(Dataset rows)
☆ ☆ ☆ ☆

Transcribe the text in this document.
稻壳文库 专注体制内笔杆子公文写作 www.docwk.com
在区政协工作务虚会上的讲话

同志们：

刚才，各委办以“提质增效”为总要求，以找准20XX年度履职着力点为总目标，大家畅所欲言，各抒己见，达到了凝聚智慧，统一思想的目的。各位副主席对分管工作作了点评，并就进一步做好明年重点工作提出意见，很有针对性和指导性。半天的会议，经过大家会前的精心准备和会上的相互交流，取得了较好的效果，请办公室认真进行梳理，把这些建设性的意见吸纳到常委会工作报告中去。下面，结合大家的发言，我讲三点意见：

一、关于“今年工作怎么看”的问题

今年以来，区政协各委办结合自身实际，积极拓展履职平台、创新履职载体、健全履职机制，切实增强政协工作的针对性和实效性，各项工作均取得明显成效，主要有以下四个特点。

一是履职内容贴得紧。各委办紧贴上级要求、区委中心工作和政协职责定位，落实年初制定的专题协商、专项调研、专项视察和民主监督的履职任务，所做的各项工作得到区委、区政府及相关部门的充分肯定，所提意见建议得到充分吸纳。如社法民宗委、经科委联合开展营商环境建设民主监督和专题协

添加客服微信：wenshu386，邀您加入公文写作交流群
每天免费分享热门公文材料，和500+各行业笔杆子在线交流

☆ ☆ ☆ ☆

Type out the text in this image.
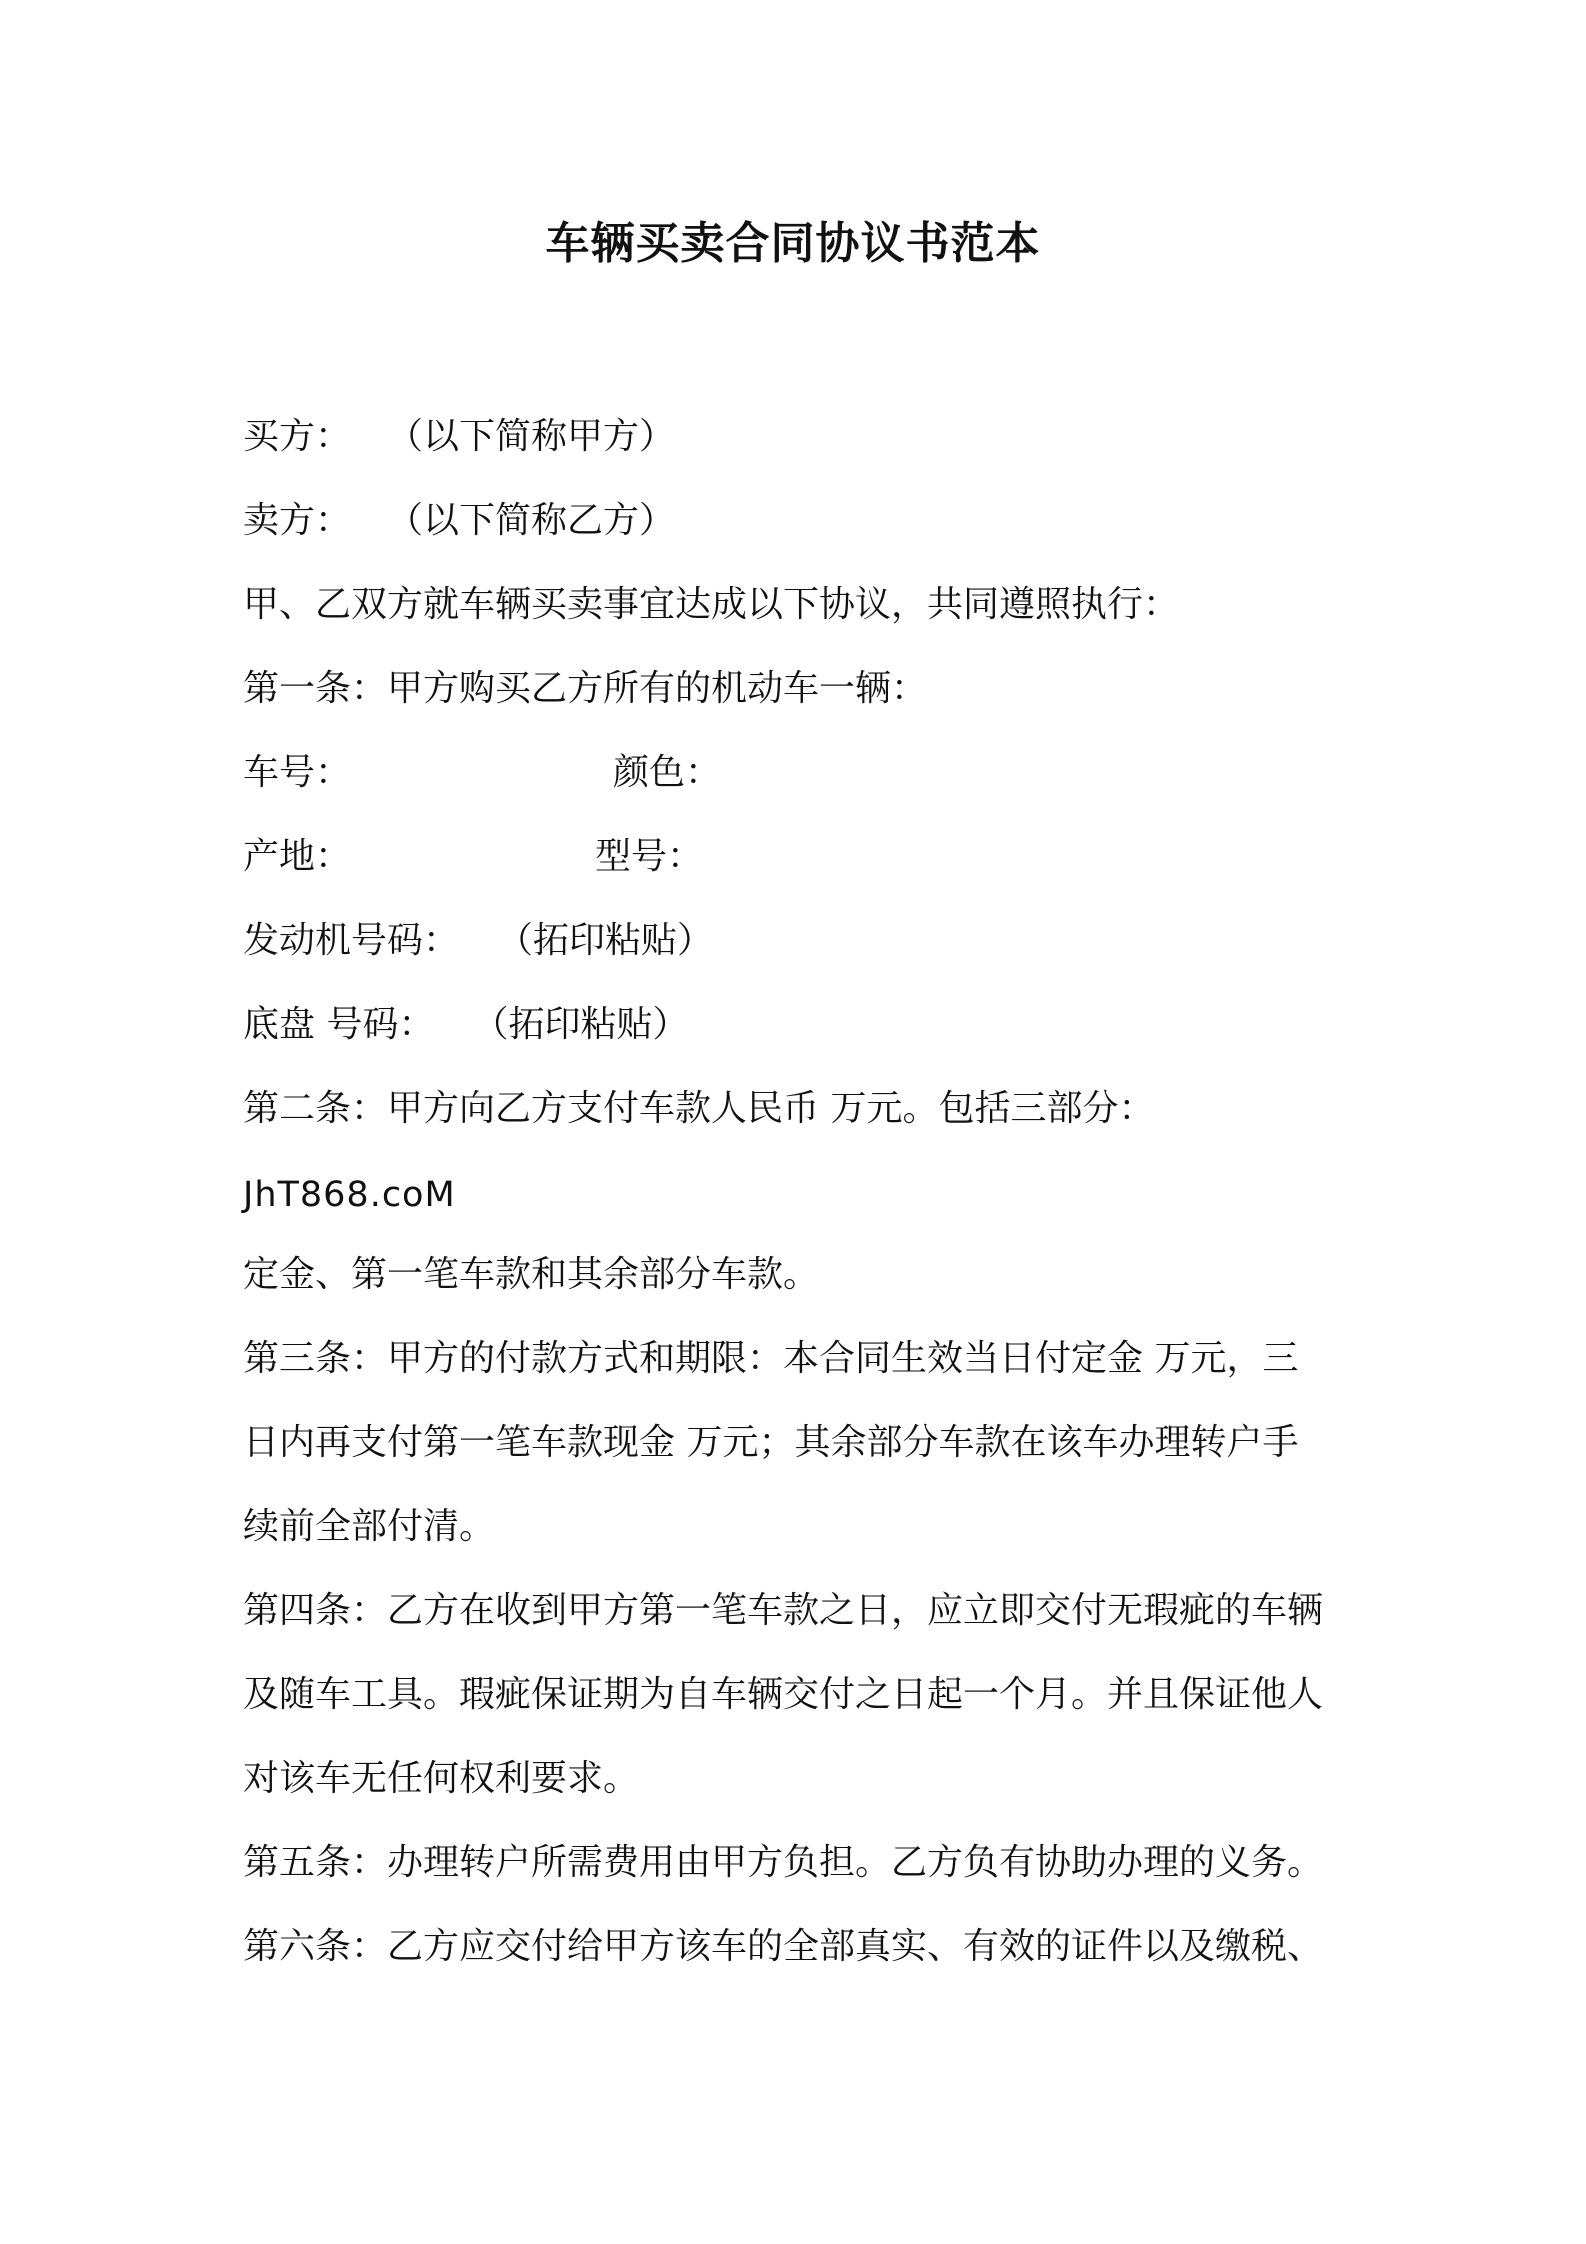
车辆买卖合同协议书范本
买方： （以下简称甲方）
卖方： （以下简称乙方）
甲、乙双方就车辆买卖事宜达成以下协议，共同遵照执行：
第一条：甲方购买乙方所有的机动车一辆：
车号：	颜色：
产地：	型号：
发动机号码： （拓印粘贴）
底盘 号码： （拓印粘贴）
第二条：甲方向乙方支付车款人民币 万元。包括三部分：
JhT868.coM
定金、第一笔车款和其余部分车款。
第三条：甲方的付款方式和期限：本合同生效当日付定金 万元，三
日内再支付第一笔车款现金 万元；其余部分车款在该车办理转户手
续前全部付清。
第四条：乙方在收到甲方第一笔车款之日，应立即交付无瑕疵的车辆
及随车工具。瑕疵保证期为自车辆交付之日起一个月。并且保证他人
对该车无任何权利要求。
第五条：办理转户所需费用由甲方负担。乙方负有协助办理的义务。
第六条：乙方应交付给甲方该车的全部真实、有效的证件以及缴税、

☆ ☆ ☆ ☆

• **What is expected**:
Count the lines in the records above that contain the word "this", and give only the number.

• **Exercise result**:
2